◆ **Instructions to follow**: Copy out each of the following entries line by line, keeping every character unchanged.

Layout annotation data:
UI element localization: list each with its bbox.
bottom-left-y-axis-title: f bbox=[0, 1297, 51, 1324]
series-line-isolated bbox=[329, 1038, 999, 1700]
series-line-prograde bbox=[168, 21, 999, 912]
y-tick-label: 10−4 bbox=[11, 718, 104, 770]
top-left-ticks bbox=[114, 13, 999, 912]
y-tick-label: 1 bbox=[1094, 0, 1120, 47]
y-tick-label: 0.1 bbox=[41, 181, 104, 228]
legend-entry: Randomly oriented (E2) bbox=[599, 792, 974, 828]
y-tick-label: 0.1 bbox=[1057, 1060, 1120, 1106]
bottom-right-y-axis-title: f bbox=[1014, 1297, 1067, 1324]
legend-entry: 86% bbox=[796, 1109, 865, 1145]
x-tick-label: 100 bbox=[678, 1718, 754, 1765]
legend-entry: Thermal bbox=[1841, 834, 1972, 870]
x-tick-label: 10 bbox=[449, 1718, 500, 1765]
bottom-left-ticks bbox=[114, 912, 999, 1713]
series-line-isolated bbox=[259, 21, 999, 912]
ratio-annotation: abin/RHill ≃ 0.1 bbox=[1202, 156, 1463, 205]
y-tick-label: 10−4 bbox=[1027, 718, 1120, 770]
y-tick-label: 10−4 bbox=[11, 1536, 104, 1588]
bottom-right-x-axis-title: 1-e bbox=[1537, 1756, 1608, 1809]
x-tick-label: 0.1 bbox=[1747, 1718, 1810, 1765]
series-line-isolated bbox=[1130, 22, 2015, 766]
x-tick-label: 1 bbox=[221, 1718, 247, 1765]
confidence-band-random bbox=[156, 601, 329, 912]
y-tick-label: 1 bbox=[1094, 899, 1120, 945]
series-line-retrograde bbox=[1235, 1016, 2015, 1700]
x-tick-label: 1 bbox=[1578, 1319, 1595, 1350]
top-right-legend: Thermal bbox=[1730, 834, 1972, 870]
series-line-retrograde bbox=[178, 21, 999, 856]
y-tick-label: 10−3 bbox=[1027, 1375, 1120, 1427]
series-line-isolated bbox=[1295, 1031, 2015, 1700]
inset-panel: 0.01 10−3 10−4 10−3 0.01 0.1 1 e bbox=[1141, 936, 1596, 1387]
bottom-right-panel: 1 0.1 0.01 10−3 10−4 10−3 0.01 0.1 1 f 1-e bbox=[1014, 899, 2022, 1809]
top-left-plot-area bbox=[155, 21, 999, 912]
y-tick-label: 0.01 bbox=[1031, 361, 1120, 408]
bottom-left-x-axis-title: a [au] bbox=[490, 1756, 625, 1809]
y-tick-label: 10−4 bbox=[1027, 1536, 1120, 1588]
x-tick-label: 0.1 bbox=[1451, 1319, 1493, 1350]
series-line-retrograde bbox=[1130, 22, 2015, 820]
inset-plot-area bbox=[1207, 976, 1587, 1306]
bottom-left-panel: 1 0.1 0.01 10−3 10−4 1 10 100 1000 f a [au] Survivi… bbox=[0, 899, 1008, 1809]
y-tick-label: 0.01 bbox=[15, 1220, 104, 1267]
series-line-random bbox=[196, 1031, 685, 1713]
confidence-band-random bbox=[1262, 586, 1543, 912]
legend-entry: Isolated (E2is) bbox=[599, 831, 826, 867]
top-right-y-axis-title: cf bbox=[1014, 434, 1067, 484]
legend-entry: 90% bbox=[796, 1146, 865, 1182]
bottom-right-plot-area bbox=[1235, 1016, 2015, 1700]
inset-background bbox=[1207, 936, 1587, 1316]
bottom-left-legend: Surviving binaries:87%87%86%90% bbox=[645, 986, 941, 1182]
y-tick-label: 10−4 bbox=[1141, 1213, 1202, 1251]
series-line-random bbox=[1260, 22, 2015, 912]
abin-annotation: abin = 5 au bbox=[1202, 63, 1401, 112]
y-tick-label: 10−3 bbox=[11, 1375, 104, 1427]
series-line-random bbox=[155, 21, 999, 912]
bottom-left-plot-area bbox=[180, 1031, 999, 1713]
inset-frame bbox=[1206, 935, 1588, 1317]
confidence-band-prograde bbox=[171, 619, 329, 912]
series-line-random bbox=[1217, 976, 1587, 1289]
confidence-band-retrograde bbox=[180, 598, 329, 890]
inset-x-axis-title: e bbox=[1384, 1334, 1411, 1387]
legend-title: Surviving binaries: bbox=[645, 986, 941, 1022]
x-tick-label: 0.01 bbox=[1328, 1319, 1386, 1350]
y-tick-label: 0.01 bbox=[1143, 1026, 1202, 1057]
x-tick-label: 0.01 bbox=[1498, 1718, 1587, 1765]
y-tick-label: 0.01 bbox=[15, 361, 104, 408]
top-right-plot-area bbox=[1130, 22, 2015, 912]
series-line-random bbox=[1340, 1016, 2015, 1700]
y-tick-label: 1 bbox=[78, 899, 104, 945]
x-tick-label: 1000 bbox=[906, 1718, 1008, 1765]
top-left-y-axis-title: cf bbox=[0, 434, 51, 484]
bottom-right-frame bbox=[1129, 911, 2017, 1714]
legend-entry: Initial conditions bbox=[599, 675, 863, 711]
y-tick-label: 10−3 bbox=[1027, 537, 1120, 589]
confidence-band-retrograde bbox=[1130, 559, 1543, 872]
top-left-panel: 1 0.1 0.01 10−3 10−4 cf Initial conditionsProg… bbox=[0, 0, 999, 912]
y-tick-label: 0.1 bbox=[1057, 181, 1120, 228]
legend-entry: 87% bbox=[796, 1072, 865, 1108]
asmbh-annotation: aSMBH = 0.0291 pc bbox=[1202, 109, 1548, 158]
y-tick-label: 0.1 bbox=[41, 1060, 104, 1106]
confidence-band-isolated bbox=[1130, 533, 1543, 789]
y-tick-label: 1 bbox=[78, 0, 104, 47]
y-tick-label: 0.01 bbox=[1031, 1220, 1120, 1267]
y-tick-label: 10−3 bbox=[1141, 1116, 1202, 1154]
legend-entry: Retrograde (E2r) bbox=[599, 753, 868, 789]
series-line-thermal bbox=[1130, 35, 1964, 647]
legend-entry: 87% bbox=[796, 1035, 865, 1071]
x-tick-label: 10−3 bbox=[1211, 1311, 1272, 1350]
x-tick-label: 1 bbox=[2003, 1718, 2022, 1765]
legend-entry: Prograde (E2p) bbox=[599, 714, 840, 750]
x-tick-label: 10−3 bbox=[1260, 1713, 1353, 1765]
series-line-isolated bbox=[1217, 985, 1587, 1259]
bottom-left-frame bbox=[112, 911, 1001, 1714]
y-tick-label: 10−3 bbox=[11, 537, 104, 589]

◆ **The output**:
UI element localization: list each with its bbox.
bottom-left-y-axis-title: f bbox=[0, 1297, 51, 1324]
series-line-isolated bbox=[329, 1038, 999, 1700]
series-line-prograde bbox=[168, 21, 999, 912]
y-tick-label: 10−4 bbox=[11, 718, 104, 770]
top-left-ticks bbox=[114, 13, 999, 912]
y-tick-label: 1 bbox=[1094, 0, 1120, 47]
y-tick-label: 0.1 bbox=[41, 181, 104, 228]
legend-entry: Randomly oriented (E2) bbox=[599, 792, 974, 828]
y-tick-label: 0.1 bbox=[1057, 1060, 1120, 1106]
bottom-right-y-axis-title: f bbox=[1014, 1297, 1067, 1324]
legend-entry: 86% bbox=[796, 1109, 865, 1145]
x-tick-label: 100 bbox=[678, 1718, 754, 1765]
legend-entry: Thermal bbox=[1841, 834, 1972, 870]
x-tick-label: 10 bbox=[449, 1718, 500, 1765]
bottom-left-ticks bbox=[114, 912, 999, 1713]
series-line-isolated bbox=[259, 21, 999, 912]
ratio-annotation: abin/RHill ≃ 0.1 bbox=[1202, 156, 1463, 205]
y-tick-label: 10−4 bbox=[1027, 718, 1120, 770]
y-tick-label: 10−4 bbox=[11, 1536, 104, 1588]
bottom-right-x-axis-title: 1-e bbox=[1537, 1756, 1608, 1809]
x-tick-label: 0.1 bbox=[1747, 1718, 1810, 1765]
series-line-isolated bbox=[1130, 22, 2015, 766]
x-tick-label: 1 bbox=[221, 1718, 247, 1765]
confidence-band-random bbox=[156, 601, 329, 912]
y-tick-label: 1 bbox=[1094, 899, 1120, 945]
series-line-retrograde bbox=[1235, 1016, 2015, 1700]
x-tick-label: 1 bbox=[1578, 1319, 1595, 1350]
top-right-legend: Thermal bbox=[1730, 834, 1972, 870]
series-line-retrograde bbox=[178, 21, 999, 856]
y-tick-label: 10−3 bbox=[1027, 1375, 1120, 1427]
series-line-isolated bbox=[1295, 1031, 2015, 1700]
inset-panel: 0.01 10−3 10−4 10−3 0.01 0.1 1 e bbox=[1141, 936, 1596, 1387]
bottom-right-panel: 1 0.1 0.01 10−3 10−4 10−3 0.01 0.1 1 f 1-e bbox=[1014, 899, 2022, 1809]
top-left-plot-area bbox=[155, 21, 999, 912]
y-tick-label: 0.01 bbox=[1031, 361, 1120, 408]
bottom-left-x-axis-title: a [au] bbox=[490, 1756, 625, 1809]
y-tick-label: 10−4 bbox=[1027, 1536, 1120, 1588]
x-tick-label: 0.1 bbox=[1451, 1319, 1493, 1350]
series-line-retrograde bbox=[1130, 22, 2015, 820]
inset-plot-area bbox=[1207, 976, 1587, 1306]
bottom-left-panel: 1 0.1 0.01 10−3 10−4 1 10 100 1000 f a [au] Survivi… bbox=[0, 899, 1008, 1809]
y-tick-label: 0.01 bbox=[15, 1220, 104, 1267]
series-line-random bbox=[196, 1031, 685, 1713]
confidence-band-random bbox=[1262, 586, 1543, 912]
legend-entry: Isolated (E2is) bbox=[599, 831, 826, 867]
top-right-y-axis-title: cf bbox=[1014, 434, 1067, 484]
legend-entry: 90% bbox=[796, 1146, 865, 1182]
bottom-right-plot-area bbox=[1235, 1016, 2015, 1700]
inset-background bbox=[1207, 936, 1587, 1316]
bottom-left-legend: Surviving binaries:87%87%86%90% bbox=[645, 986, 941, 1182]
y-tick-label: 10−4 bbox=[1141, 1213, 1202, 1251]
series-line-random bbox=[1260, 22, 2015, 912]
abin-annotation: abin = 5 au bbox=[1202, 63, 1401, 112]
y-tick-label: 10−3 bbox=[11, 1375, 104, 1427]
series-line-random bbox=[155, 21, 999, 912]
bottom-left-plot-area bbox=[180, 1031, 999, 1713]
inset-frame bbox=[1206, 935, 1588, 1317]
confidence-band-prograde bbox=[171, 619, 329, 912]
series-line-random bbox=[1217, 976, 1587, 1289]
confidence-band-retrograde bbox=[180, 598, 329, 890]
inset-x-axis-title: e bbox=[1384, 1334, 1411, 1387]
legend-title: Surviving binaries: bbox=[645, 986, 941, 1022]
x-tick-label: 0.01 bbox=[1328, 1319, 1386, 1350]
y-tick-label: 0.01 bbox=[1143, 1026, 1202, 1057]
x-tick-label: 0.01 bbox=[1498, 1718, 1587, 1765]
y-tick-label: 0.01 bbox=[15, 361, 104, 408]
top-right-plot-area bbox=[1130, 22, 2015, 912]
series-line-random bbox=[1340, 1016, 2015, 1700]
y-tick-label: 1 bbox=[78, 899, 104, 945]
x-tick-label: 1000 bbox=[906, 1718, 1008, 1765]
top-left-y-axis-title: cf bbox=[0, 434, 51, 484]
bottom-right-frame bbox=[1129, 911, 2017, 1714]
legend-entry: Initial conditions bbox=[599, 675, 863, 711]
y-tick-label: 10−3 bbox=[1027, 537, 1120, 589]
confidence-band-retrograde bbox=[1130, 559, 1543, 872]
top-left-panel: 1 0.1 0.01 10−3 10−4 cf Initial conditionsProg… bbox=[0, 0, 999, 912]
y-tick-label: 0.1 bbox=[1057, 181, 1120, 228]
legend-entry: 87% bbox=[796, 1072, 865, 1108]
asmbh-annotation: aSMBH = 0.0291 pc bbox=[1202, 109, 1548, 158]
y-tick-label: 0.1 bbox=[41, 1060, 104, 1106]
confidence-band-isolated bbox=[1130, 533, 1543, 789]
y-tick-label: 1 bbox=[78, 0, 104, 47]
y-tick-label: 0.01 bbox=[1031, 1220, 1120, 1267]
y-tick-label: 10−3 bbox=[1141, 1116, 1202, 1154]
legend-entry: Retrograde (E2r) bbox=[599, 753, 868, 789]
series-line-thermal bbox=[1130, 35, 1964, 647]
legend-entry: 87% bbox=[796, 1035, 865, 1071]
x-tick-label: 10−3 bbox=[1211, 1311, 1272, 1350]
x-tick-label: 1 bbox=[2003, 1718, 2022, 1765]
legend-entry: Prograde (E2p) bbox=[599, 714, 840, 750]
x-tick-label: 10−3 bbox=[1260, 1713, 1353, 1765]
series-line-isolated bbox=[1217, 985, 1587, 1259]
bottom-left-frame bbox=[112, 911, 1001, 1714]
y-tick-label: 10−3 bbox=[11, 537, 104, 589]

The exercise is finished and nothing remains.